GOAL OF THE EXERCISE -
Please put everything from the first of the rows through the line containing "point-pulse (406, 81, 412, 87)", both ends included, into a Markdown table with the columns Index and Entry, leaving out blank lines.

RECORDS -
# # #

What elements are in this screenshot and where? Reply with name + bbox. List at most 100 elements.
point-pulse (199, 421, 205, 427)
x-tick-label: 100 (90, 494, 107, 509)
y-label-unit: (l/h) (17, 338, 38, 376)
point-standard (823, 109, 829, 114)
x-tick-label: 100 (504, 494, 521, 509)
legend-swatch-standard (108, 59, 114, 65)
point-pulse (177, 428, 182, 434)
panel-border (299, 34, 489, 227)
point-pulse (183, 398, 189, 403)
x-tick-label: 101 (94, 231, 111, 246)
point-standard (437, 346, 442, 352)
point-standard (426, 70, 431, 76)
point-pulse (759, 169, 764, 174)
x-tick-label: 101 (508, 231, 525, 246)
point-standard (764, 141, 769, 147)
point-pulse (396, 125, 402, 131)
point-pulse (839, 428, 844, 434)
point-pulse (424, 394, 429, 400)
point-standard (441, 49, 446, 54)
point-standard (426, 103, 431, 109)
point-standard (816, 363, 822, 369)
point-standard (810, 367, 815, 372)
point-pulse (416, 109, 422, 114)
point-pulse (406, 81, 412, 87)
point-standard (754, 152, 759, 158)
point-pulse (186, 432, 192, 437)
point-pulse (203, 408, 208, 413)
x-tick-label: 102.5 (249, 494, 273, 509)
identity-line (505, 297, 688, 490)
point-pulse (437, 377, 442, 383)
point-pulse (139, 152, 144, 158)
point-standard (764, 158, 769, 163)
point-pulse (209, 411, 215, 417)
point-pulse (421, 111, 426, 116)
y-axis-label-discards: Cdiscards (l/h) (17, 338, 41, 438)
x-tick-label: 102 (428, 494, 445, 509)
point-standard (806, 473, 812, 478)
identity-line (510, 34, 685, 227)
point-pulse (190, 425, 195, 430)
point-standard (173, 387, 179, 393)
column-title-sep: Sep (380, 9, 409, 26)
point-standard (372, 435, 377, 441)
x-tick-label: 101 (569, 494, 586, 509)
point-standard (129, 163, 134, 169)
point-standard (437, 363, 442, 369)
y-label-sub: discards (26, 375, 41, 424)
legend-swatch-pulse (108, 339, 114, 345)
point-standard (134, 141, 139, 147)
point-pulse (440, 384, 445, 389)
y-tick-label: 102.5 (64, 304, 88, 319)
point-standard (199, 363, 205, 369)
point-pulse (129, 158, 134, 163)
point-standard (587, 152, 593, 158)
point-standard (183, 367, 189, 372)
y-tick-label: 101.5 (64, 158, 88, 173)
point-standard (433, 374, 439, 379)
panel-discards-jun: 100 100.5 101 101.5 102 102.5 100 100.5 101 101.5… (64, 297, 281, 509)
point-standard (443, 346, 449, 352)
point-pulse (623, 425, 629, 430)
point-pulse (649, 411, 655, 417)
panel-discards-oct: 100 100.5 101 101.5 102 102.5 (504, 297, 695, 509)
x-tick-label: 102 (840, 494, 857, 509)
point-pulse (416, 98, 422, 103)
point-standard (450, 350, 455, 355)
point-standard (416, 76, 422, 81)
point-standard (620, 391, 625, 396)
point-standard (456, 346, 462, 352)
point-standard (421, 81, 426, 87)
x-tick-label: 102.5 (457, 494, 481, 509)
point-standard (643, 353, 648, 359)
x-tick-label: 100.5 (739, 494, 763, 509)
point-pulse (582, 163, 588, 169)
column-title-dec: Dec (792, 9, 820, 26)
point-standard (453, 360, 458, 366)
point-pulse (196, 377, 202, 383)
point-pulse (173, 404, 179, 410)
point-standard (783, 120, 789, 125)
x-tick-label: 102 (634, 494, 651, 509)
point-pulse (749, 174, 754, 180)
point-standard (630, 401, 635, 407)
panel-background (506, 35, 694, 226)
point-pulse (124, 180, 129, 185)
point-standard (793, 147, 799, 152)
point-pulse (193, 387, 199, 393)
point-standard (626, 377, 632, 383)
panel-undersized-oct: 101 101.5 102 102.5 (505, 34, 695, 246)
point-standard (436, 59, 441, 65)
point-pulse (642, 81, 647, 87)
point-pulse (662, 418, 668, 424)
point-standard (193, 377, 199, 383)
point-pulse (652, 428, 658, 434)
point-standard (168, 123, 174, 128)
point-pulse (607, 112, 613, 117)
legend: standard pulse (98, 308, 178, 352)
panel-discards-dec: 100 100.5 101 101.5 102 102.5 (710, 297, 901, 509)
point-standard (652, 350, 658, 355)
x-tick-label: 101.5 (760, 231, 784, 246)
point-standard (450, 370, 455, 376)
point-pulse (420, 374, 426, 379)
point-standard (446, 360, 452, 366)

# # #

ANSWER BELOW -
| Index | Entry |
|---|---|
| 1 | What elements are in this screenshot and where? Reply with name + bbox. List at most 100 elements. |
| 2 | point-pulse (199, 421, 205, 427) |
| 3 | x-tick-label: 100 (90, 494, 107, 509) |
| 4 | y-label-unit: (l/h) (17, 338, 38, 376) |
| 5 | point-standard (823, 109, 829, 114) |
| 6 | x-tick-label: 100 (504, 494, 521, 509) |
| 7 | legend-swatch-standard (108, 59, 114, 65) |
| 8 | point-pulse (177, 428, 182, 434) |
| 9 | panel-border (299, 34, 489, 227) |
| 10 | point-pulse (183, 398, 189, 403) |
| 11 | x-tick-label: 101 (94, 231, 111, 246) |
| 12 | point-standard (437, 346, 442, 352) |
| 13 | point-standard (426, 70, 431, 76) |
| 14 | point-pulse (759, 169, 764, 174) |
| 15 | x-tick-label: 101 (508, 231, 525, 246) |
| 16 | point-standard (764, 141, 769, 147) |
| 17 | point-pulse (396, 125, 402, 131) |
| 18 | point-pulse (839, 428, 844, 434) |
| 19 | point-pulse (424, 394, 429, 400) |
| 20 | point-standard (441, 49, 446, 54) |
| 21 | point-standard (426, 103, 431, 109) |
| 22 | point-standard (816, 363, 822, 369) |
| 23 | point-standard (810, 367, 815, 372) |
| 24 | point-pulse (416, 109, 422, 114) |
| 25 | point-pulse (406, 81, 412, 87) |